→ **INSTRUCTIONS TO FOLLOW**:
Extract the lines that hold the string "needs".

--- START ENTRIES SUPPLIED ---

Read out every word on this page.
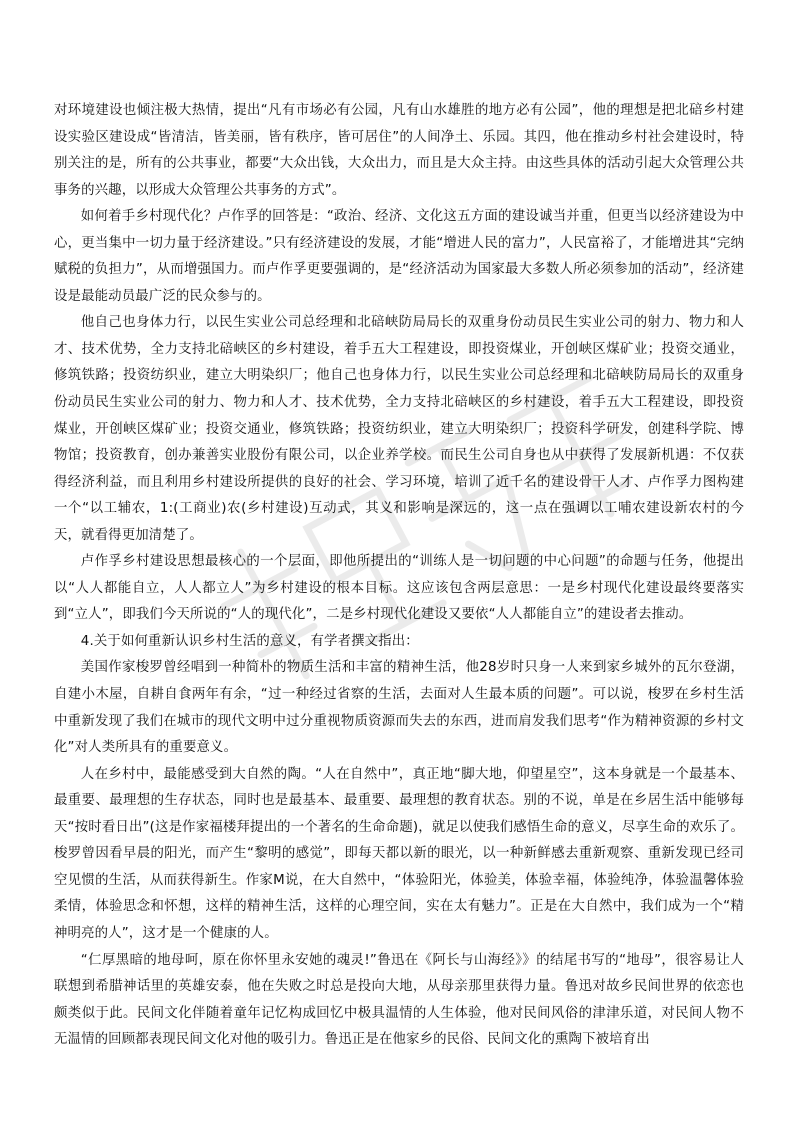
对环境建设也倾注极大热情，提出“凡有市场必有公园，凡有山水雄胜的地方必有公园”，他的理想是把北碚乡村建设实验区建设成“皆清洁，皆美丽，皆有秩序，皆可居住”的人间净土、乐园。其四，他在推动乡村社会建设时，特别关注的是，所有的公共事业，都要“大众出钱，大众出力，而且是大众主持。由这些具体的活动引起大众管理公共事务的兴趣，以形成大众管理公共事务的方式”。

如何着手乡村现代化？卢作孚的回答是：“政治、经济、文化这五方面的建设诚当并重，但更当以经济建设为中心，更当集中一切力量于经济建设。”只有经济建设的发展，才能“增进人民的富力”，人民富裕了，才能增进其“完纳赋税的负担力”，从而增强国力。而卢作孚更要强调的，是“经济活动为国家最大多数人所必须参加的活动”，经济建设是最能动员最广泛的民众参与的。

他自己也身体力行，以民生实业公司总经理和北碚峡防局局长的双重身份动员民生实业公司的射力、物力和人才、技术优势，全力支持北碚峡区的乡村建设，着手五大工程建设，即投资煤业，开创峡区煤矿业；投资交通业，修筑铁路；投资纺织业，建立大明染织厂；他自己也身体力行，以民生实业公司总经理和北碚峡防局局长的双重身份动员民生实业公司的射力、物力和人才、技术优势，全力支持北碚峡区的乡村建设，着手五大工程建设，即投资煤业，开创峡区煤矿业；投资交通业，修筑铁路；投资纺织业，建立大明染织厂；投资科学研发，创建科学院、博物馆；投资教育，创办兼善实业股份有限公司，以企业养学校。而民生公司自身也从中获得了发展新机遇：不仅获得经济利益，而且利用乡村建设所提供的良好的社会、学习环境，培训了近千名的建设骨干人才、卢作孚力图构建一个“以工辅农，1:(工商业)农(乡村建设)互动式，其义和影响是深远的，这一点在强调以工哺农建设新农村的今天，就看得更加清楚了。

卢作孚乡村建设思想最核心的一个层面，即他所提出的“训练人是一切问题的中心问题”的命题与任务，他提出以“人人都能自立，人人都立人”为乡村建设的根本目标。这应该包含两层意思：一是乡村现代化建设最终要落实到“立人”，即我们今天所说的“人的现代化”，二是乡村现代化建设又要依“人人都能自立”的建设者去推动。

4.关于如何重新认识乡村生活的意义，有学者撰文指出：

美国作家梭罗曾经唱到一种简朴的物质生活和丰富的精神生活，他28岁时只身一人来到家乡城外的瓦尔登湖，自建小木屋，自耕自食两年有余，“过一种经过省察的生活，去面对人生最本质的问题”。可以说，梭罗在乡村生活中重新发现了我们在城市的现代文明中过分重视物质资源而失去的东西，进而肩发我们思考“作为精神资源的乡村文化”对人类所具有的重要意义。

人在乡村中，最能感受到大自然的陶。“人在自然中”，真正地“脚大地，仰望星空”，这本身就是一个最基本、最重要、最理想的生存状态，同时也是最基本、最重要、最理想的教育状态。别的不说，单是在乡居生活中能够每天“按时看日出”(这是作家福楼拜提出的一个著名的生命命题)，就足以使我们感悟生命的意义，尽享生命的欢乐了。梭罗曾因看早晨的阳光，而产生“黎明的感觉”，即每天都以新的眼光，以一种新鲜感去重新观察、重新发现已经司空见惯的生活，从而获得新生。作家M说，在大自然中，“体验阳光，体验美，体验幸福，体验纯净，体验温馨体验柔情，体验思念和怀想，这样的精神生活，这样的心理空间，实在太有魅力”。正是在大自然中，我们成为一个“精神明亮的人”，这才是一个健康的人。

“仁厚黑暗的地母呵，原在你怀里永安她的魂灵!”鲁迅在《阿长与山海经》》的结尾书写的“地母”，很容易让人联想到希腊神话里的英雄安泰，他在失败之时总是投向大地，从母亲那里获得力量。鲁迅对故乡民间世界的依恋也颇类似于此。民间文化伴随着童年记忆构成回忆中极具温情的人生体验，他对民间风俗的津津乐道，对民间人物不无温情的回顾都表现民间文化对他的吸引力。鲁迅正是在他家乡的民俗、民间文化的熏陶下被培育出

--- END ENTRIES SUPPLIED ---
--- START ENTRIES SUPPLIED ---

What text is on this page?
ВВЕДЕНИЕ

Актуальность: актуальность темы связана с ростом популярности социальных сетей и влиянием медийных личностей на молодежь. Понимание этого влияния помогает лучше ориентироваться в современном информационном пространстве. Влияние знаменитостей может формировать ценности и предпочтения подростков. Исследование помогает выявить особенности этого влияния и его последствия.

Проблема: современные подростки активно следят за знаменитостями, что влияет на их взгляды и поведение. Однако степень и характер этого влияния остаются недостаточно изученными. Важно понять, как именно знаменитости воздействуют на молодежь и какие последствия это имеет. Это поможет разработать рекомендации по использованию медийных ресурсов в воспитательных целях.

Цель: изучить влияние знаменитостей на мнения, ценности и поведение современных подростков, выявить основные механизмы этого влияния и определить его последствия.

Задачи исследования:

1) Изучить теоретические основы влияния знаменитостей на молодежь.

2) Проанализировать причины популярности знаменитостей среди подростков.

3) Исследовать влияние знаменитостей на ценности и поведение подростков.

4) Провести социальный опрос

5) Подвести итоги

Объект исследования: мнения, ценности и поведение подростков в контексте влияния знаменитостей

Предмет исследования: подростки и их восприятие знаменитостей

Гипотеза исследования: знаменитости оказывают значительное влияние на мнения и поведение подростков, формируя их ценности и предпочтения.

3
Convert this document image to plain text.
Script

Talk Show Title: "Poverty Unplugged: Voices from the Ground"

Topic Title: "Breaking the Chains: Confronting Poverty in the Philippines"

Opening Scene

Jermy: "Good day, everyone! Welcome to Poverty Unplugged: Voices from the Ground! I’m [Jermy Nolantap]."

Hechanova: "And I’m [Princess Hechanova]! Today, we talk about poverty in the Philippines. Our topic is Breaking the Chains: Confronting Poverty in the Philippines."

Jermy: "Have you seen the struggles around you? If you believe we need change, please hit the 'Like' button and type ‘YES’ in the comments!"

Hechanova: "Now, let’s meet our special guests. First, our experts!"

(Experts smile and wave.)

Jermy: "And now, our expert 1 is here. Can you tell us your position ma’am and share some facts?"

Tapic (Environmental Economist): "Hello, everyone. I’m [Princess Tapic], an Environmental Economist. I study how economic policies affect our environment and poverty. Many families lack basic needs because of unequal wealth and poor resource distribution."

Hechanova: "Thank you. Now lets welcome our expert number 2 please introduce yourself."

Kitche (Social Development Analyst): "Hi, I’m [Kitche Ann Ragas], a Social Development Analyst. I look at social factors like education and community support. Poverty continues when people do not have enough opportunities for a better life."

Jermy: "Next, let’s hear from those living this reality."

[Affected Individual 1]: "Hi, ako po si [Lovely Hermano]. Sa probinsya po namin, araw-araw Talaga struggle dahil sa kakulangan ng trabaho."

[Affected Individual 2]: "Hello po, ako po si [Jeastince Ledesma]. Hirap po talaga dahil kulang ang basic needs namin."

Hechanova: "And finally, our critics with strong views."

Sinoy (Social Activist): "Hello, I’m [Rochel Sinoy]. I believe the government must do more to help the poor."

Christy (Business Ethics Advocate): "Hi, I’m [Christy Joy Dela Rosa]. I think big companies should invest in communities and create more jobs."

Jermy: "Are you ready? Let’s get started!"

--- END ENTRIES SUPPLIED ---
--- START ENTRIES SUPPLIED ---

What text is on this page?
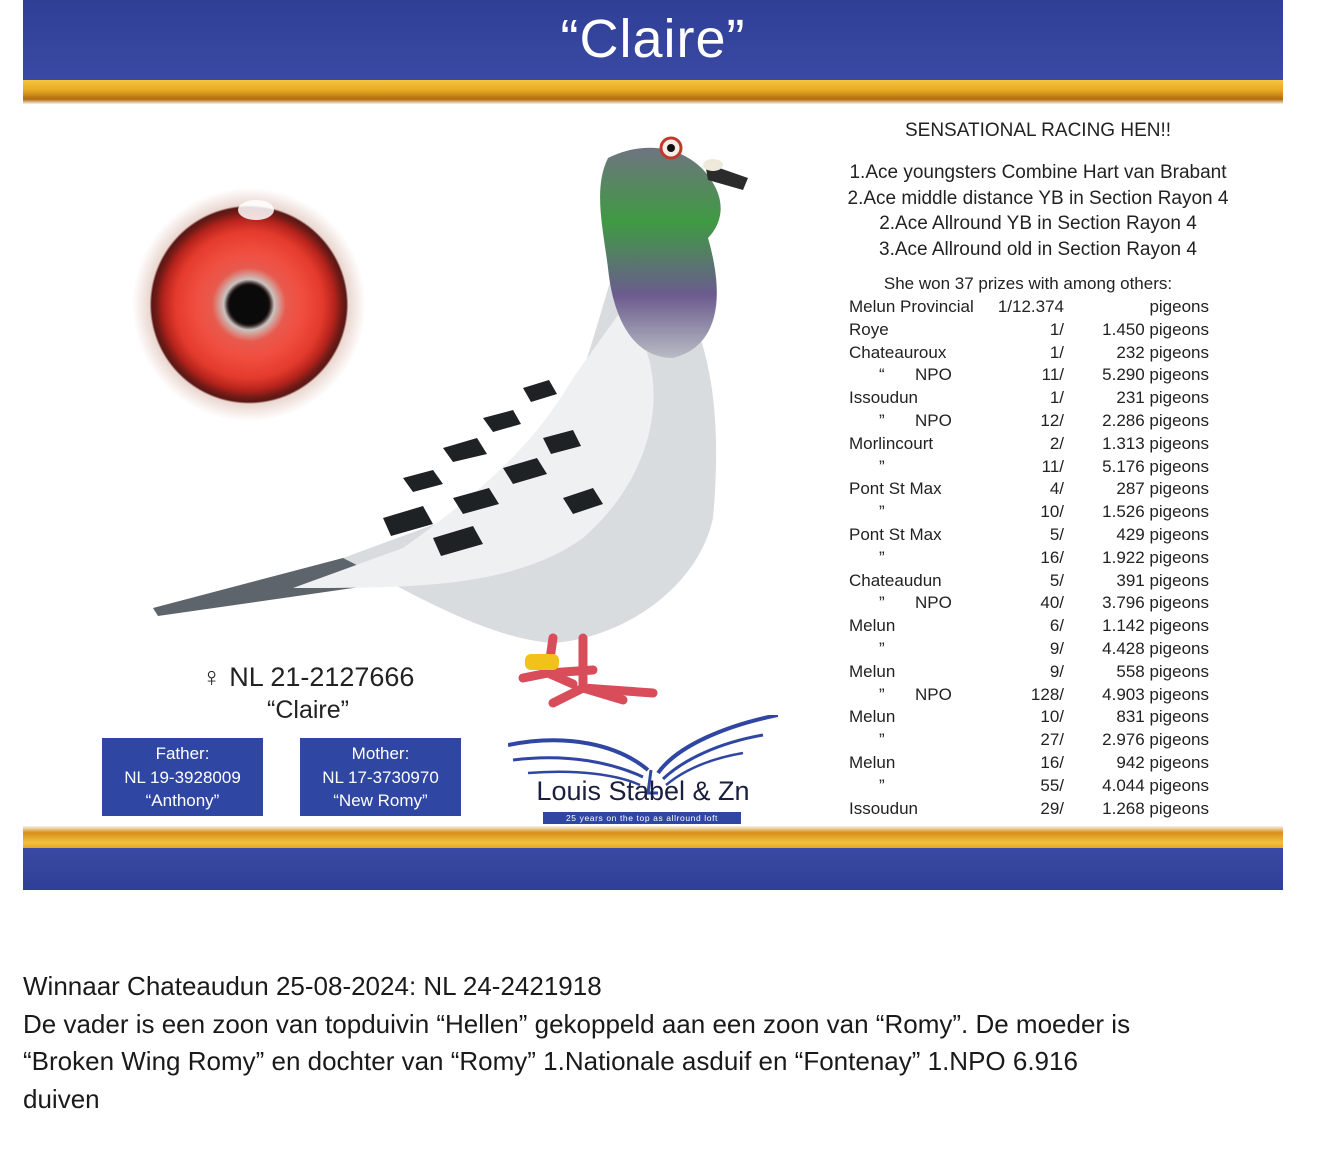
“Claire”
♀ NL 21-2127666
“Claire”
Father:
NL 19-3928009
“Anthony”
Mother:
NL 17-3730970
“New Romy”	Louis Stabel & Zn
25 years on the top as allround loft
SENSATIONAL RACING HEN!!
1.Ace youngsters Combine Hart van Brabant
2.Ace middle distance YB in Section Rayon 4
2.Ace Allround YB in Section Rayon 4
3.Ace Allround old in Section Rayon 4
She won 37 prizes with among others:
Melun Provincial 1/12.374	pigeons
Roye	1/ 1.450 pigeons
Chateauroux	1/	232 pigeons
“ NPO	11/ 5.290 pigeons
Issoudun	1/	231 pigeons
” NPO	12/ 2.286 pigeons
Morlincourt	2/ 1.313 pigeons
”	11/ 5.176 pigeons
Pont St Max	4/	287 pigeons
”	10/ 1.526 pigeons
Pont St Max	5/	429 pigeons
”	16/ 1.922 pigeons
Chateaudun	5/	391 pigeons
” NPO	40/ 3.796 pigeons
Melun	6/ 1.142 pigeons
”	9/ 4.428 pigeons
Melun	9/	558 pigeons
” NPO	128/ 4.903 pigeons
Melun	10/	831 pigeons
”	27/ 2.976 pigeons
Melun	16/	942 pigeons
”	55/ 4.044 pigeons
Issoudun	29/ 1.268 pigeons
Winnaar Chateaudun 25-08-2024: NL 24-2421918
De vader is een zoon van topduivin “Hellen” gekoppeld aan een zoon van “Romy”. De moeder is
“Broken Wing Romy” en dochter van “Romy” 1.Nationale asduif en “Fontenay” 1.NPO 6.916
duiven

--- END ENTRIES SUPPLIED ---

→ **TASK ANSWER**:
Tapic (Environmental Economist): "Hello, everyone. I’m [Princess Tapic], an Environmental Economist. I study how economic policies affect our environment and poverty. Many families lack basic needs because of unequal wealth and poor resource distribution."
[Affected Individual 2]: "Hello po, ako po si [Jeastince Ledesma]. Hirap po talaga dahil kulang ang basic needs namin."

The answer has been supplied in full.